TASK OBJECTIVE: All entries below are to be set down again, identical to the source.
────────
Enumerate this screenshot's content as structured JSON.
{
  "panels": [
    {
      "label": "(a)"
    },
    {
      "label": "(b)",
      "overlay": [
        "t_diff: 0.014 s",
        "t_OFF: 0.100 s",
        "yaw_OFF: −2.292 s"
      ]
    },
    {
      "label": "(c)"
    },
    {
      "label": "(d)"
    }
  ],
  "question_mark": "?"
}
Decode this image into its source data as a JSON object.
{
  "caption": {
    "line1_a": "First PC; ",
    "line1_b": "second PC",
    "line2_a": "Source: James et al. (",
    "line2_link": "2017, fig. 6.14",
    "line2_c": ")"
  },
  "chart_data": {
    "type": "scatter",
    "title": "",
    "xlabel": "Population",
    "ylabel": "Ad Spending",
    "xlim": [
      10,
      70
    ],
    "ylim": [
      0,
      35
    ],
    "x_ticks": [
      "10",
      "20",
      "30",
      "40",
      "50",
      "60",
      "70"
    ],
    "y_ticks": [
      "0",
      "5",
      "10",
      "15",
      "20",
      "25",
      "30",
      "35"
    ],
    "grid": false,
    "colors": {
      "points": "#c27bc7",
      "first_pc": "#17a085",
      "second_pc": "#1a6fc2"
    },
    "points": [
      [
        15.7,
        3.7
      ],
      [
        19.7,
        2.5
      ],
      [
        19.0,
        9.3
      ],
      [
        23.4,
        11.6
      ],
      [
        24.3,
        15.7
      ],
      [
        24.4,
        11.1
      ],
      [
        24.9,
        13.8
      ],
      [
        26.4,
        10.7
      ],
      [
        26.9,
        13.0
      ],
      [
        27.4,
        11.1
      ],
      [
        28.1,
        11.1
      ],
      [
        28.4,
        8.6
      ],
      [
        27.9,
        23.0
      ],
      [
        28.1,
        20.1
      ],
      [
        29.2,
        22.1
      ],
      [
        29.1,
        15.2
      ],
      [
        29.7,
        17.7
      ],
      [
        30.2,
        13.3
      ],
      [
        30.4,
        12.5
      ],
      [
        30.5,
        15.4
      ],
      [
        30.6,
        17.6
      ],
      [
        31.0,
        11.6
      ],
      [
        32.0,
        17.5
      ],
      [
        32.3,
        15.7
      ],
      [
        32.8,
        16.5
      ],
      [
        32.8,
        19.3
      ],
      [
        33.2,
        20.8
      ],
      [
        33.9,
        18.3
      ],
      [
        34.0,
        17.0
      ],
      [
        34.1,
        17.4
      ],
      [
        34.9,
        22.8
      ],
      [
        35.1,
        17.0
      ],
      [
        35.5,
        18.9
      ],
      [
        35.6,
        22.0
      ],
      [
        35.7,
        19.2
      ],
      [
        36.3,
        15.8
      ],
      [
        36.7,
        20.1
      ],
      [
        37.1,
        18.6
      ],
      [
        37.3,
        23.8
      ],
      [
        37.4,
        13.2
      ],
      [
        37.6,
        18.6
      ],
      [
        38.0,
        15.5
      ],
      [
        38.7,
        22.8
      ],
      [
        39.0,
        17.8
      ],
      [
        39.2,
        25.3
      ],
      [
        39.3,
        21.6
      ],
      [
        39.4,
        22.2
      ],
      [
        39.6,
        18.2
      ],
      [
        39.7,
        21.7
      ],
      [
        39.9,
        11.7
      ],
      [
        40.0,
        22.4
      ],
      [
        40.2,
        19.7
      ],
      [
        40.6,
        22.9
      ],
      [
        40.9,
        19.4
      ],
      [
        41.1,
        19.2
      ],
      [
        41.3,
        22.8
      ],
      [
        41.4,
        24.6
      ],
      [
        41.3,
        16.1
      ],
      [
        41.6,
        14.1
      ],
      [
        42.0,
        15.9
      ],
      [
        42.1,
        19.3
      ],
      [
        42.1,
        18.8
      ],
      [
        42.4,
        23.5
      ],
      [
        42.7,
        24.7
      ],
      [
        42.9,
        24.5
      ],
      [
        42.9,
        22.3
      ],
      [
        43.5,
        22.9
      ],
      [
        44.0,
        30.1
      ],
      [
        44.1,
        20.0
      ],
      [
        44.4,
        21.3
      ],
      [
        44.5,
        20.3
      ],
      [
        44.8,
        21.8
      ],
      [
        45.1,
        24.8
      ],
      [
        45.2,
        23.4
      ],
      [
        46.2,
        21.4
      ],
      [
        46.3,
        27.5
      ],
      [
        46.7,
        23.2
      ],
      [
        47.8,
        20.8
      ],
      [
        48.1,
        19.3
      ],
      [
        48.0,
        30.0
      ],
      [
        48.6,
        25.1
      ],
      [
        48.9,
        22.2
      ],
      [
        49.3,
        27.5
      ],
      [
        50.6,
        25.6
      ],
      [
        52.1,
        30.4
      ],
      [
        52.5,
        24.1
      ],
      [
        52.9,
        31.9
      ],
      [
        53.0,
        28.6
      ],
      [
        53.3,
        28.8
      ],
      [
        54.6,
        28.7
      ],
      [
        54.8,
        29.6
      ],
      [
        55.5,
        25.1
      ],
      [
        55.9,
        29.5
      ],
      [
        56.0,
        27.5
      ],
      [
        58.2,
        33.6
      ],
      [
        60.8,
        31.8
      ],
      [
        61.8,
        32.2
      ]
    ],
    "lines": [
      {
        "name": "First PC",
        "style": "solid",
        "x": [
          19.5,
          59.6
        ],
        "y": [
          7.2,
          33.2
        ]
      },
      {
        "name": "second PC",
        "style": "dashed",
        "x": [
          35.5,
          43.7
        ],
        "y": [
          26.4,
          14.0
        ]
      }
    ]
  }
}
────────
EXERCISE RESPONSE:
Enumerate this screenshot's content as structured JSON.
{
  "panels": [
    {
      "label": "(a)"
    },
    {
      "label": "(b)",
      "overlay": [
        "t_diff: 0.014 s",
        "t_OFF: 0.100 s",
        "yaw_OFF: −2.292 s"
      ]
    },
    {
      "label": "(c)"
    },
    {
      "label": "(d)"
    }
  ],
  "question_mark": "?"
}
Decode this image into its source data as a JSON object.
{
  "caption": {
    "line1_a": "First PC; ",
    "line1_b": "second PC",
    "line2_a": "Source: James et al. (",
    "line2_link": "2017, fig. 6.14",
    "line2_c": ")"
  },
  "chart_data": {
    "type": "scatter",
    "title": "",
    "xlabel": "Population",
    "ylabel": "Ad Spending",
    "xlim": [
      10,
      70
    ],
    "ylim": [
      0,
      35
    ],
    "x_ticks": [
      "10",
      "20",
      "30",
      "40",
      "50",
      "60",
      "70"
    ],
    "y_ticks": [
      "0",
      "5",
      "10",
      "15",
      "20",
      "25",
      "30",
      "35"
    ],
    "grid": false,
    "colors": {
      "points": "#c27bc7",
      "first_pc": "#17a085",
      "second_pc": "#1a6fc2"
    },
    "points": [
      [
        15.7,
        3.7
      ],
      [
        19.7,
        2.5
      ],
      [
        19.0,
        9.3
      ],
      [
        23.4,
        11.6
      ],
      [
        24.3,
        15.7
      ],
      [
        24.4,
        11.1
      ],
      [
        24.9,
        13.8
      ],
      [
        26.4,
        10.7
      ],
      [
        26.9,
        13.0
      ],
      [
        27.4,
        11.1
      ],
      [
        28.1,
        11.1
      ],
      [
        28.4,
        8.6
      ],
      [
        27.9,
        23.0
      ],
      [
        28.1,
        20.1
      ],
      [
        29.2,
        22.1
      ],
      [
        29.1,
        15.2
      ],
      [
        29.7,
        17.7
      ],
      [
        30.2,
        13.3
      ],
      [
        30.4,
        12.5
      ],
      [
        30.5,
        15.4
      ],
      [
        30.6,
        17.6
      ],
      [
        31.0,
        11.6
      ],
      [
        32.0,
        17.5
      ],
      [
        32.3,
        15.7
      ],
      [
        32.8,
        16.5
      ],
      [
        32.8,
        19.3
      ],
      [
        33.2,
        20.8
      ],
      [
        33.9,
        18.3
      ],
      [
        34.0,
        17.0
      ],
      [
        34.1,
        17.4
      ],
      [
        34.9,
        22.8
      ],
      [
        35.1,
        17.0
      ],
      [
        35.5,
        18.9
      ],
      [
        35.6,
        22.0
      ],
      [
        35.7,
        19.2
      ],
      [
        36.3,
        15.8
      ],
      [
        36.7,
        20.1
      ],
      [
        37.1,
        18.6
      ],
      [
        37.3,
        23.8
      ],
      [
        37.4,
        13.2
      ],
      [
        37.6,
        18.6
      ],
      [
        38.0,
        15.5
      ],
      [
        38.7,
        22.8
      ],
      [
        39.0,
        17.8
      ],
      [
        39.2,
        25.3
      ],
      [
        39.3,
        21.6
      ],
      [
        39.4,
        22.2
      ],
      [
        39.6,
        18.2
      ],
      [
        39.7,
        21.7
      ],
      [
        39.9,
        11.7
      ],
      [
        40.0,
        22.4
      ],
      [
        40.2,
        19.7
      ],
      [
        40.6,
        22.9
      ],
      [
        40.9,
        19.4
      ],
      [
        41.1,
        19.2
      ],
      [
        41.3,
        22.8
      ],
      [
        41.4,
        24.6
      ],
      [
        41.3,
        16.1
      ],
      [
        41.6,
        14.1
      ],
      [
        42.0,
        15.9
      ],
      [
        42.1,
        19.3
      ],
      [
        42.1,
        18.8
      ],
      [
        42.4,
        23.5
      ],
      [
        42.7,
        24.7
      ],
      [
        42.9,
        24.5
      ],
      [
        42.9,
        22.3
      ],
      [
        43.5,
        22.9
      ],
      [
        44.0,
        30.1
      ],
      [
        44.1,
        20.0
      ],
      [
        44.4,
        21.3
      ],
      [
        44.5,
        20.3
      ],
      [
        44.8,
        21.8
      ],
      [
        45.1,
        24.8
      ],
      [
        45.2,
        23.4
      ],
      [
        46.2,
        21.4
      ],
      [
        46.3,
        27.5
      ],
      [
        46.7,
        23.2
      ],
      [
        47.8,
        20.8
      ],
      [
        48.1,
        19.3
      ],
      [
        48.0,
        30.0
      ],
      [
        48.6,
        25.1
      ],
      [
        48.9,
        22.2
      ],
      [
        49.3,
        27.5
      ],
      [
        50.6,
        25.6
      ],
      [
        52.1,
        30.4
      ],
      [
        52.5,
        24.1
      ],
      [
        52.9,
        31.9
      ],
      [
        53.0,
        28.6
      ],
      [
        53.3,
        28.8
      ],
      [
        54.6,
        28.7
      ],
      [
        54.8,
        29.6
      ],
      [
        55.5,
        25.1
      ],
      [
        55.9,
        29.5
      ],
      [
        56.0,
        27.5
      ],
      [
        58.2,
        33.6
      ],
      [
        60.8,
        31.8
      ],
      [
        61.8,
        32.2
      ]
    ],
    "lines": [
      {
        "name": "First PC",
        "style": "solid",
        "x": [
          19.5,
          59.6
        ],
        "y": [
          7.2,
          33.2
        ]
      },
      {
        "name": "second PC",
        "style": "dashed",
        "x": [
          35.5,
          43.7
        ],
        "y": [
          26.4,
          14.0
        ]
      }
    ]
  }
}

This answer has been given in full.